◆ **Input rows**
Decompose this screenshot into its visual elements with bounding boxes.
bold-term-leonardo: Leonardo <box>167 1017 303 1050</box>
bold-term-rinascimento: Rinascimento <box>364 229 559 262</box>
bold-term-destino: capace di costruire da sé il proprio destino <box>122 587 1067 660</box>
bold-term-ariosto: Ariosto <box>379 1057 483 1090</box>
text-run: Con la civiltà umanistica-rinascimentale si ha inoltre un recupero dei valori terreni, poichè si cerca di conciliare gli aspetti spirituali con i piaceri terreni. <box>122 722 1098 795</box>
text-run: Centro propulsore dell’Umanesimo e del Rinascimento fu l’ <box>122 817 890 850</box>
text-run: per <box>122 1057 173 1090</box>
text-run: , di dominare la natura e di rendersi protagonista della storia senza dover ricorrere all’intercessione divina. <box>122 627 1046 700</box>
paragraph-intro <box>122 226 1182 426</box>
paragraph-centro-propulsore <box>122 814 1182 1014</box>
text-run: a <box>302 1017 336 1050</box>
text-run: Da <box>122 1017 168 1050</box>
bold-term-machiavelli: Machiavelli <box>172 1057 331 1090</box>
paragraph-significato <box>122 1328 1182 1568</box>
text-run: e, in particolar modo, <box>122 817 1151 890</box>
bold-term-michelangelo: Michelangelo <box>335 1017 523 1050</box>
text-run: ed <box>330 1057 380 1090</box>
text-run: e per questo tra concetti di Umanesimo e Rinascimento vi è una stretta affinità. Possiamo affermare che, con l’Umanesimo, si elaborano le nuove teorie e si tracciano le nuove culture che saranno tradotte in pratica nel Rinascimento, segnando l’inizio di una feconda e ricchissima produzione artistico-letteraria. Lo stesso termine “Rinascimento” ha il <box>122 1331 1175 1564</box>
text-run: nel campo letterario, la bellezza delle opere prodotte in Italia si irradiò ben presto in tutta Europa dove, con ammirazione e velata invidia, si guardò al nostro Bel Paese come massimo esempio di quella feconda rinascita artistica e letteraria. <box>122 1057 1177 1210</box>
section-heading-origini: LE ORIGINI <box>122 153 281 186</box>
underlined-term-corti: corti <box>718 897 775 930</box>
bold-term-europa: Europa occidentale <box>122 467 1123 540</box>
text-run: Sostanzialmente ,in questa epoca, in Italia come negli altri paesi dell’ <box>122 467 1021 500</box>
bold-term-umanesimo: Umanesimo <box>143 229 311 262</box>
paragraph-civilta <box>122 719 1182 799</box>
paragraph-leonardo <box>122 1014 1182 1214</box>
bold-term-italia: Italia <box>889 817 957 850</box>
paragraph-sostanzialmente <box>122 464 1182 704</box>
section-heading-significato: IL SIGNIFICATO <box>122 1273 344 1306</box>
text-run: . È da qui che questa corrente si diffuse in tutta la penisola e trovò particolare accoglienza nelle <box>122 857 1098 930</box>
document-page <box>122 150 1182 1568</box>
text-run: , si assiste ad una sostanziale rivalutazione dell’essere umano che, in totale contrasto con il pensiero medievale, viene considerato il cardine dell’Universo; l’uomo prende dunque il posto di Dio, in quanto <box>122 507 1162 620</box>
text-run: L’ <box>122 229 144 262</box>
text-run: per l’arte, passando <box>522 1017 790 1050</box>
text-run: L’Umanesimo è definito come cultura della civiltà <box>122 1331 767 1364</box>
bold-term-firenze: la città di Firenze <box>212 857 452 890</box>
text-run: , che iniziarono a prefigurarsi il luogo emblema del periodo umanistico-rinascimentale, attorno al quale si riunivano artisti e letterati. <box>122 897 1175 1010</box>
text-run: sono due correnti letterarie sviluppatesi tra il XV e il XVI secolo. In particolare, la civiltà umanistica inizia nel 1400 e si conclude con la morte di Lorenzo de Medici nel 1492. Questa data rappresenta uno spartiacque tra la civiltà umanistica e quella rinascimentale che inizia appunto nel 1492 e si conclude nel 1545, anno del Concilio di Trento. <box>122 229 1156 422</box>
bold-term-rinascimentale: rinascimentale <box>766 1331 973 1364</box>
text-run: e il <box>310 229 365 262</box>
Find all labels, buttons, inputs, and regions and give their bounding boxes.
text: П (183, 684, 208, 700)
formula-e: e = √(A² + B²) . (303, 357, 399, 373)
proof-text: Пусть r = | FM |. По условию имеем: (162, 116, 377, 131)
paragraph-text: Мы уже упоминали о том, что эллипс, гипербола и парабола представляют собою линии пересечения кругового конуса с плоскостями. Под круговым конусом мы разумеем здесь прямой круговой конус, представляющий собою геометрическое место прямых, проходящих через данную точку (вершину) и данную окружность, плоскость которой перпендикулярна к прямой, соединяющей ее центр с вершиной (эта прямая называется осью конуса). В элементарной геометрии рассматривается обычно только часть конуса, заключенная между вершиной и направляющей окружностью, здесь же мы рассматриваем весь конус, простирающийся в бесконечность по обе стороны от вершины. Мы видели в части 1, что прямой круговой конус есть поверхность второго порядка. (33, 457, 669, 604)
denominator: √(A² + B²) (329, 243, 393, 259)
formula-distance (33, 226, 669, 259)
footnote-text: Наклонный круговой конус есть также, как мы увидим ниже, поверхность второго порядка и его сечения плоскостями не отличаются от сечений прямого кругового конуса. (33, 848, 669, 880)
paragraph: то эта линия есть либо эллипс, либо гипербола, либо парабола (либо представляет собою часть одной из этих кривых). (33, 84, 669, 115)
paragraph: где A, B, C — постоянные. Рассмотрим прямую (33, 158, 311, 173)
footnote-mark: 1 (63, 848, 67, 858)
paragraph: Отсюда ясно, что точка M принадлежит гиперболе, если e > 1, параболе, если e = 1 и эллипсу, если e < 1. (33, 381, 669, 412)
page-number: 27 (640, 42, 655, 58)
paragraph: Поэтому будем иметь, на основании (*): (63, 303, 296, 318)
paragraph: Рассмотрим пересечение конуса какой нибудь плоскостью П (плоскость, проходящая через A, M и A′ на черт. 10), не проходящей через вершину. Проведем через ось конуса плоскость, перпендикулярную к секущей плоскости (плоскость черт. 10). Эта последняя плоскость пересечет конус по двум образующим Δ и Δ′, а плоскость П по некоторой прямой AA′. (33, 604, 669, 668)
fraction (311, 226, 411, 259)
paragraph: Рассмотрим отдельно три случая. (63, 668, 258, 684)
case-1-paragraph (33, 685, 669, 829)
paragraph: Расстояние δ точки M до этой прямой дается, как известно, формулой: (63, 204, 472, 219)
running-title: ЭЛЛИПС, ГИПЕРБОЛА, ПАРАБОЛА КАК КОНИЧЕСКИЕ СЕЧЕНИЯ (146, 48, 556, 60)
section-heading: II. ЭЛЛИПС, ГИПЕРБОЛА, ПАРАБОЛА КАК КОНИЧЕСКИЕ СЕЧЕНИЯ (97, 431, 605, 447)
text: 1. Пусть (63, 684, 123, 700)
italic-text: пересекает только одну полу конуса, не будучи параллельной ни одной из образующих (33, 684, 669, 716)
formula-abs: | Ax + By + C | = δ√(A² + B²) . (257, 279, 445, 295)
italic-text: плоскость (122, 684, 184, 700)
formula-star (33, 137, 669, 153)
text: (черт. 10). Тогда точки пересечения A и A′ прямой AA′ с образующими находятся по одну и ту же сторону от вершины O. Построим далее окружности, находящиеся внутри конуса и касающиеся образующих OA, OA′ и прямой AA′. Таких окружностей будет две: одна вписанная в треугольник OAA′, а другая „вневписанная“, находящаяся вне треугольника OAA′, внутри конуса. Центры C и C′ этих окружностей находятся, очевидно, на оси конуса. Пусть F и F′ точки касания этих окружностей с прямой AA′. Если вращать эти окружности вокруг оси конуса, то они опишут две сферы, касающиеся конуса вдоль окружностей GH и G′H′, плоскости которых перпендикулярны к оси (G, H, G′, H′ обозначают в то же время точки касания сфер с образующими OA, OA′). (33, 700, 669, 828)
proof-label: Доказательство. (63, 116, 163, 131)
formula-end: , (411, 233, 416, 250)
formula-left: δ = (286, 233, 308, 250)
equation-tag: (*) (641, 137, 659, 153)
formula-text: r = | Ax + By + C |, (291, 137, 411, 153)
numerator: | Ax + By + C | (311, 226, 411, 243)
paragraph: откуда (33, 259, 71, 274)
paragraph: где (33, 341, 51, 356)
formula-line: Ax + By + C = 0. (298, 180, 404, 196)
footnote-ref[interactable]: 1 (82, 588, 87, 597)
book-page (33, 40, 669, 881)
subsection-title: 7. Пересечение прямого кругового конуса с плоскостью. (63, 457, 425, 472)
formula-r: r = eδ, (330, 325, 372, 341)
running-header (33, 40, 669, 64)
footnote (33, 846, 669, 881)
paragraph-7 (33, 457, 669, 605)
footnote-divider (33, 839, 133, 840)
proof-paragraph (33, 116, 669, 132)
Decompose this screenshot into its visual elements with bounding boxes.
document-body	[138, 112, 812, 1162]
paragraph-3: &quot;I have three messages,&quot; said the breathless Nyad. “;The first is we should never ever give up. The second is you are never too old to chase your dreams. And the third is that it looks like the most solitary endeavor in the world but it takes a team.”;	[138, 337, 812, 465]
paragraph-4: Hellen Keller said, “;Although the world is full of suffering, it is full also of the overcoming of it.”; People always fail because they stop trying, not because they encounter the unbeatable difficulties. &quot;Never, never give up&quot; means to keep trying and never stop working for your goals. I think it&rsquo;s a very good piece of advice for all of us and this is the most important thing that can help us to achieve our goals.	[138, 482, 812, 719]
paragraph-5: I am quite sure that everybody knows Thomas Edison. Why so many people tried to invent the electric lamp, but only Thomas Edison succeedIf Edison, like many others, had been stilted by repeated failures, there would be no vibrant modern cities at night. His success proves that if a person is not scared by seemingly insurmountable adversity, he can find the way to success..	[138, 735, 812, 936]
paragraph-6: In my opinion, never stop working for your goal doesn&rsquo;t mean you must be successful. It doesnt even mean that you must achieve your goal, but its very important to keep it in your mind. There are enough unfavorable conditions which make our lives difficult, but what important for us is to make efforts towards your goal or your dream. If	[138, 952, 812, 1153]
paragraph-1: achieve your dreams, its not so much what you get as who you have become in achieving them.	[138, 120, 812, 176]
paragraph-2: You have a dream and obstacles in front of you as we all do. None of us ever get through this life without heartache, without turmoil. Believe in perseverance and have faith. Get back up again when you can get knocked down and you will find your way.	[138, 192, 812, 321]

◆ **The task**
Rewrite the lines from the first one through the line containing "text-run: nel campo", putting "mediazione divina" in place of "intercessione divina" and keeping everything else unchanged.

◆ **The solution**
Decompose this screenshot into its visual elements with bounding boxes.
bold-term-leonardo: Leonardo <box>167 1017 303 1050</box>
bold-term-rinascimento: Rinascimento <box>364 229 559 262</box>
bold-term-destino: capace di costruire da sé il proprio destino <box>122 587 1067 660</box>
bold-term-ariosto: Ariosto <box>379 1057 483 1090</box>
text-run: Con la civiltà umanistica-rinascimentale si ha inoltre un recupero dei valori terreni, poichè si cerca di conciliare gli aspetti spirituali con i piaceri terreni. <box>122 722 1098 795</box>
text-run: Centro propulsore dell’Umanesimo e del Rinascimento fu l’ <box>122 817 890 850</box>
text-run: per <box>122 1057 173 1090</box>
text-run: , di dominare la natura e di rendersi protagonista della storia senza dover ricorrere all’mediazione divina. <box>122 627 1046 700</box>
paragraph-intro <box>122 226 1182 426</box>
paragraph-centro-propulsore <box>122 814 1182 1014</box>
text-run: a <box>302 1017 336 1050</box>
text-run: Da <box>122 1017 168 1050</box>
bold-term-machiavelli: Machiavelli <box>172 1057 331 1090</box>
paragraph-significato <box>122 1328 1182 1568</box>
text-run: e, in particolar modo, <box>122 817 1151 890</box>
bold-term-michelangelo: Michelangelo <box>335 1017 523 1050</box>
text-run: ed <box>330 1057 380 1090</box>
text-run: e per questo tra concetti di Umanesimo e Rinascimento vi è una stretta affinità. Possiamo affermare che, con l’Umanesimo, si elaborano le nuove teorie e si tracciano le nuove culture che saranno tradotte in pratica nel Rinascimento, segnando l’inizio di una feconda e ricchissima produzione artistico-letteraria. Lo stesso termine “Rinascimento” ha il <box>122 1331 1175 1564</box>
text-run: nel campo letterario, la bellezza delle opere prodotte in Italia si irradiò ben presto in tutta Europa dove, con ammirazione e velata invidia, si guardò al nostro Bel Paese come massimo esempio di quella feconda rinascita artistica e letteraria. <box>122 1057 1177 1210</box>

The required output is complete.